- [Given exercise]: Every entry below must be repeated exactly; skip the pictures.

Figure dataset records

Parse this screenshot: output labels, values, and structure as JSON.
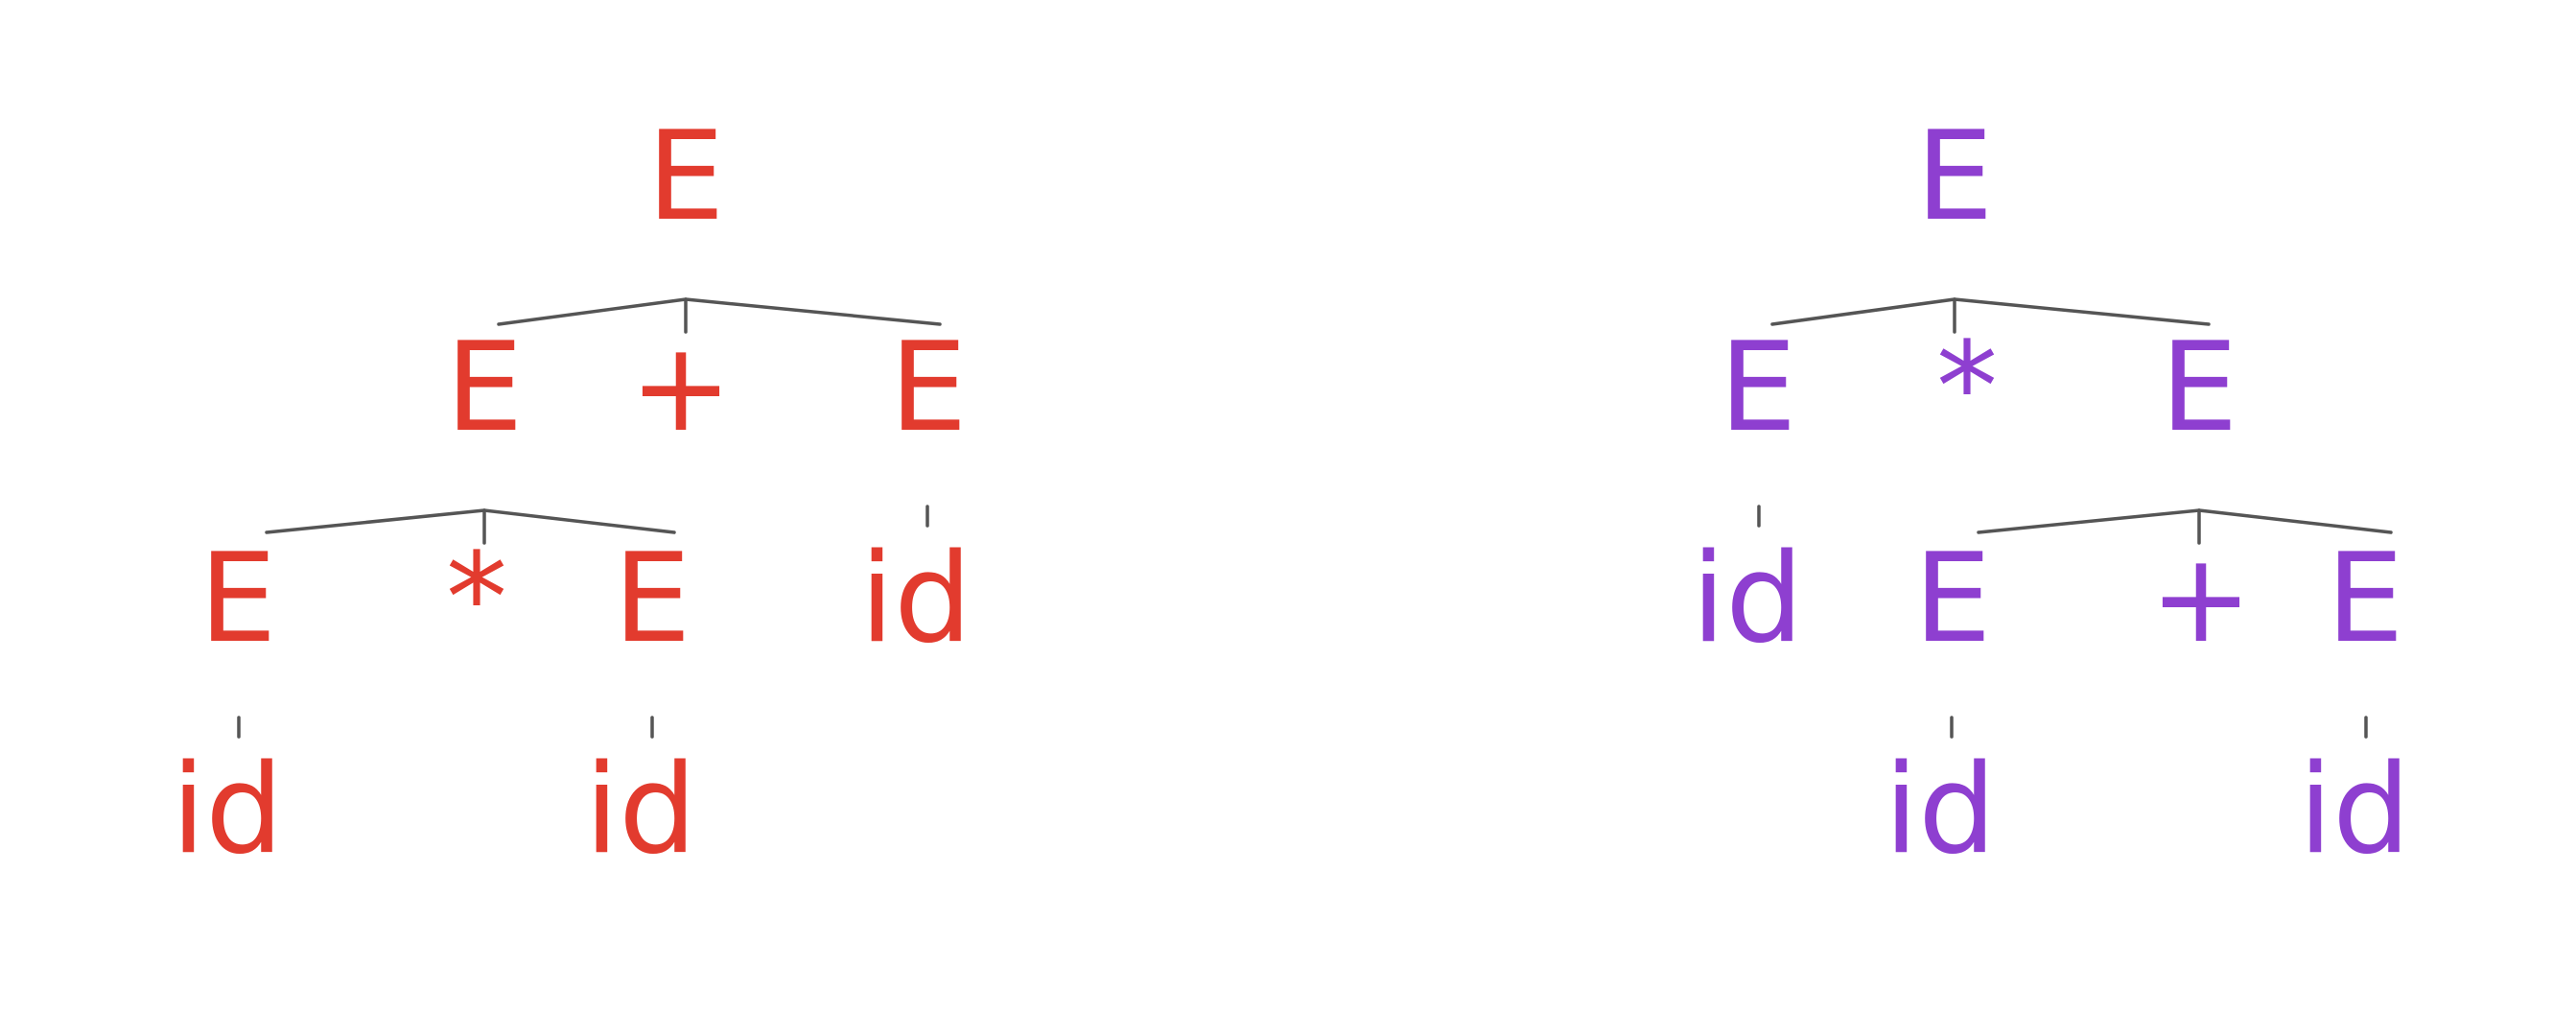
{
  "colors": {
    "left_tree": "#e23b2e",
    "right_tree": "#8e3fd0",
    "edge": "#555555"
  },
  "trees": [
    {
      "id": "left",
      "color": "#e23b2e",
      "nodes": [
        {
          "id": "L0",
          "label": "E"
        },
        {
          "id": "L1",
          "label": "E"
        },
        {
          "id": "L2",
          "label": "+"
        },
        {
          "id": "L3",
          "label": "E"
        },
        {
          "id": "L4",
          "label": "E"
        },
        {
          "id": "L5",
          "label": "*"
        },
        {
          "id": "L6",
          "label": "E"
        },
        {
          "id": "L7",
          "label": "id"
        },
        {
          "id": "L8",
          "label": "id"
        },
        {
          "id": "L9",
          "label": "id"
        }
      ],
      "edges": [
        [
          "L0",
          "L1"
        ],
        [
          "L0",
          "L2"
        ],
        [
          "L0",
          "L3"
        ],
        [
          "L1",
          "L4"
        ],
        [
          "L1",
          "L5"
        ],
        [
          "L1",
          "L6"
        ],
        [
          "L3",
          "L7"
        ],
        [
          "L4",
          "L8"
        ],
        [
          "L6",
          "L9"
        ]
      ]
    },
    {
      "id": "right",
      "color": "#8e3fd0",
      "nodes": [
        {
          "id": "R0",
          "label": "E"
        },
        {
          "id": "R1",
          "label": "E"
        },
        {
          "id": "R2",
          "label": "*"
        },
        {
          "id": "R3",
          "label": "E"
        },
        {
          "id": "R4",
          "label": "id"
        },
        {
          "id": "R5",
          "label": "E"
        },
        {
          "id": "R6",
          "label": "+"
        },
        {
          "id": "R7",
          "label": "E"
        },
        {
          "id": "R8",
          "label": "id"
        },
        {
          "id": "R9",
          "label": "id"
        }
      ],
      "edges": [
        [
          "R0",
          "R1"
        ],
        [
          "R0",
          "R2"
        ],
        [
          "R0",
          "R3"
        ],
        [
          "R1",
          "R4"
        ],
        [
          "R3",
          "R5"
        ],
        [
          "R3",
          "R6"
        ],
        [
          "R3",
          "R7"
        ],
        [
          "R5",
          "R8"
        ],
        [
          "R7",
          "R9"
        ]
      ]
    }
  ]
}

- [Correct output]:
Parse this screenshot: output labels, values, and structure as JSON.
{
  "colors": {
    "left_tree": "#e23b2e",
    "right_tree": "#8e3fd0",
    "edge": "#555555"
  },
  "trees": [
    {
      "id": "left",
      "color": "#e23b2e",
      "nodes": [
        {
          "id": "L0",
          "label": "E"
        },
        {
          "id": "L1",
          "label": "E"
        },
        {
          "id": "L2",
          "label": "+"
        },
        {
          "id": "L3",
          "label": "E"
        },
        {
          "id": "L4",
          "label": "E"
        },
        {
          "id": "L5",
          "label": "*"
        },
        {
          "id": "L6",
          "label": "E"
        },
        {
          "id": "L7",
          "label": "id"
        },
        {
          "id": "L8",
          "label": "id"
        },
        {
          "id": "L9",
          "label": "id"
        }
      ],
      "edges": [
        [
          "L0",
          "L1"
        ],
        [
          "L0",
          "L2"
        ],
        [
          "L0",
          "L3"
        ],
        [
          "L1",
          "L4"
        ],
        [
          "L1",
          "L5"
        ],
        [
          "L1",
          "L6"
        ],
        [
          "L3",
          "L7"
        ],
        [
          "L4",
          "L8"
        ],
        [
          "L6",
          "L9"
        ]
      ]
    },
    {
      "id": "right",
      "color": "#8e3fd0",
      "nodes": [
        {
          "id": "R0",
          "label": "E"
        },
        {
          "id": "R1",
          "label": "E"
        },
        {
          "id": "R2",
          "label": "*"
        },
        {
          "id": "R3",
          "label": "E"
        },
        {
          "id": "R4",
          "label": "id"
        },
        {
          "id": "R5",
          "label": "E"
        },
        {
          "id": "R6",
          "label": "+"
        },
        {
          "id": "R7",
          "label": "E"
        },
        {
          "id": "R8",
          "label": "id"
        },
        {
          "id": "R9",
          "label": "id"
        }
      ],
      "edges": [
        [
          "R0",
          "R1"
        ],
        [
          "R0",
          "R2"
        ],
        [
          "R0",
          "R3"
        ],
        [
          "R1",
          "R4"
        ],
        [
          "R3",
          "R5"
        ],
        [
          "R3",
          "R6"
        ],
        [
          "R3",
          "R7"
        ],
        [
          "R5",
          "R8"
        ],
        [
          "R7",
          "R9"
        ]
      ]
    }
  ]
}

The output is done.